What this task involves:
Exact reproduction of the data is required, with images excluded.

☆ ☆ ☆

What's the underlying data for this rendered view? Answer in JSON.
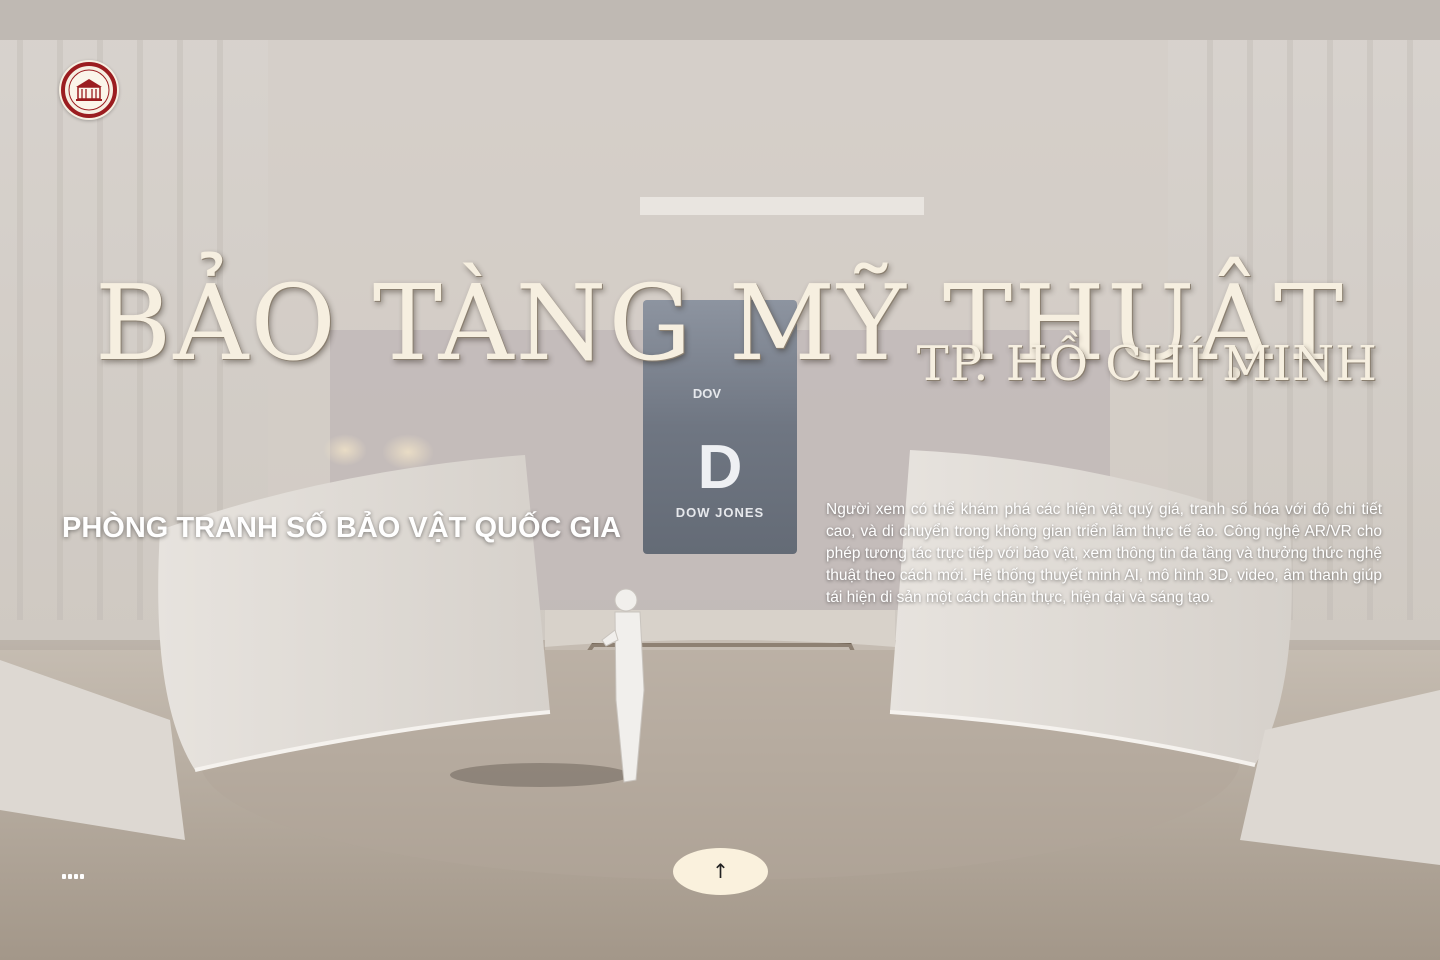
{
  "header": {
    "logo_text": "BẢO TÀNG MỸ THUẬT"
  },
  "hero": {
    "title": "BẢO TÀNG MỸ THUẬT",
    "subtitle": "TP. HỒ CHÍ MINH"
  },
  "section": {
    "heading": "PHÒNG TRANH SỐ BẢO VẬT QUỐC GIA",
    "description": "Người xem có thể khám phá các hiện vật quý giá, tranh số hóa với độ chi tiết cao, và di chuyển trong không gian triển lãm thực tế ảo. Công nghệ AR/VR cho phép tương tác trực tiếp với bảo vật, xem thông tin đa tầng và thưởng thức nghệ thuật theo cách mới. Hệ thống thuyết minh AI, mô hình 3D, video, âm thanh giúp tái hiện di sản một cách chân thực, hiện đại và sáng tạo."
  },
  "backdrop": {
    "screen_top_text": "DOV",
    "screen_logo_letter": "D",
    "screen_bottom_text": "DOW JONES"
  },
  "controls": {
    "scroll_up_icon": "↑"
  },
  "colors": {
    "title": "#f6efe0",
    "button_bg": "#faf1dd",
    "logo_red": "#9b1d20"
  }
}
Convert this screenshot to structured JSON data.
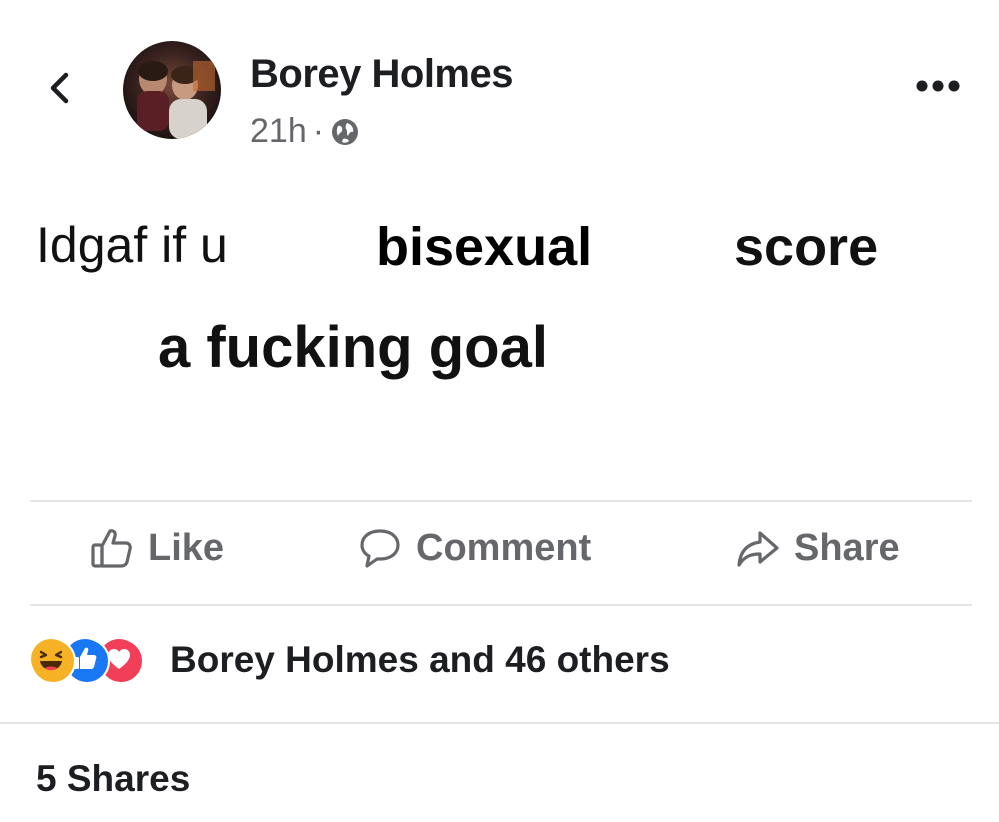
{
  "post": {
    "author_name": "Borey Holmes",
    "timestamp": "21h",
    "separator": "·",
    "privacy_icon": "globe-icon",
    "text_line1_a": "Idgaf if u",
    "text_line1_b": "bisexual",
    "text_line1_c": "score",
    "text_line2": "a fucking goal"
  },
  "actions": {
    "like_label": "Like",
    "comment_label": "Comment",
    "share_label": "Share"
  },
  "reactions": {
    "icons": [
      "haha-icon",
      "like-icon",
      "love-icon"
    ],
    "summary": "Borey Holmes and 46 others"
  },
  "shares": {
    "label": "5 Shares"
  },
  "colors": {
    "text": "#1c1e21",
    "muted": "#65676b",
    "divider": "#e4e6eb",
    "like_blue": "#1877f2",
    "love_red": "#f33e58",
    "haha_yellow": "#f7b125"
  }
}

☆ ☆ ☆

Worked answer:
What's the underlying data for this rendered view? Answer in JSON.
{
  "header": {
    "logo_text": "BẢO TÀNG MỸ THUẬT"
  },
  "hero": {
    "title": "BẢO TÀNG MỸ THUẬT",
    "subtitle": "TP. HỒ CHÍ MINH"
  },
  "section": {
    "heading": "PHÒNG TRANH SỐ BẢO VẬT QUỐC GIA",
    "description": "Người xem có thể khám phá các hiện vật quý giá, tranh số hóa với độ chi tiết cao, và di chuyển trong không gian triển lãm thực tế ảo. Công nghệ AR/VR cho phép tương tác trực tiếp với bảo vật, xem thông tin đa tầng và thưởng thức nghệ thuật theo cách mới. Hệ thống thuyết minh AI, mô hình 3D, video, âm thanh giúp tái hiện di sản một cách chân thực, hiện đại và sáng tạo."
  },
  "backdrop": {
    "screen_top_text": "DOV",
    "screen_logo_letter": "D",
    "screen_bottom_text": "DOW JONES"
  },
  "controls": {
    "scroll_up_icon": "↑"
  },
  "colors": {
    "title": "#f6efe0",
    "button_bg": "#faf1dd",
    "logo_red": "#9b1d20"
  }
}
Convert this screenshot to structured JSON data.
{
  "post": {
    "author_name": "Borey Holmes",
    "timestamp": "21h",
    "separator": "·",
    "privacy_icon": "globe-icon",
    "text_line1_a": "Idgaf if u",
    "text_line1_b": "bisexual",
    "text_line1_c": "score",
    "text_line2": "a fucking goal"
  },
  "actions": {
    "like_label": "Like",
    "comment_label": "Comment",
    "share_label": "Share"
  },
  "reactions": {
    "icons": [
      "haha-icon",
      "like-icon",
      "love-icon"
    ],
    "summary": "Borey Holmes and 46 others"
  },
  "shares": {
    "label": "5 Shares"
  },
  "colors": {
    "text": "#1c1e21",
    "muted": "#65676b",
    "divider": "#e4e6eb",
    "like_blue": "#1877f2",
    "love_red": "#f33e58",
    "haha_yellow": "#f7b125"
  }
}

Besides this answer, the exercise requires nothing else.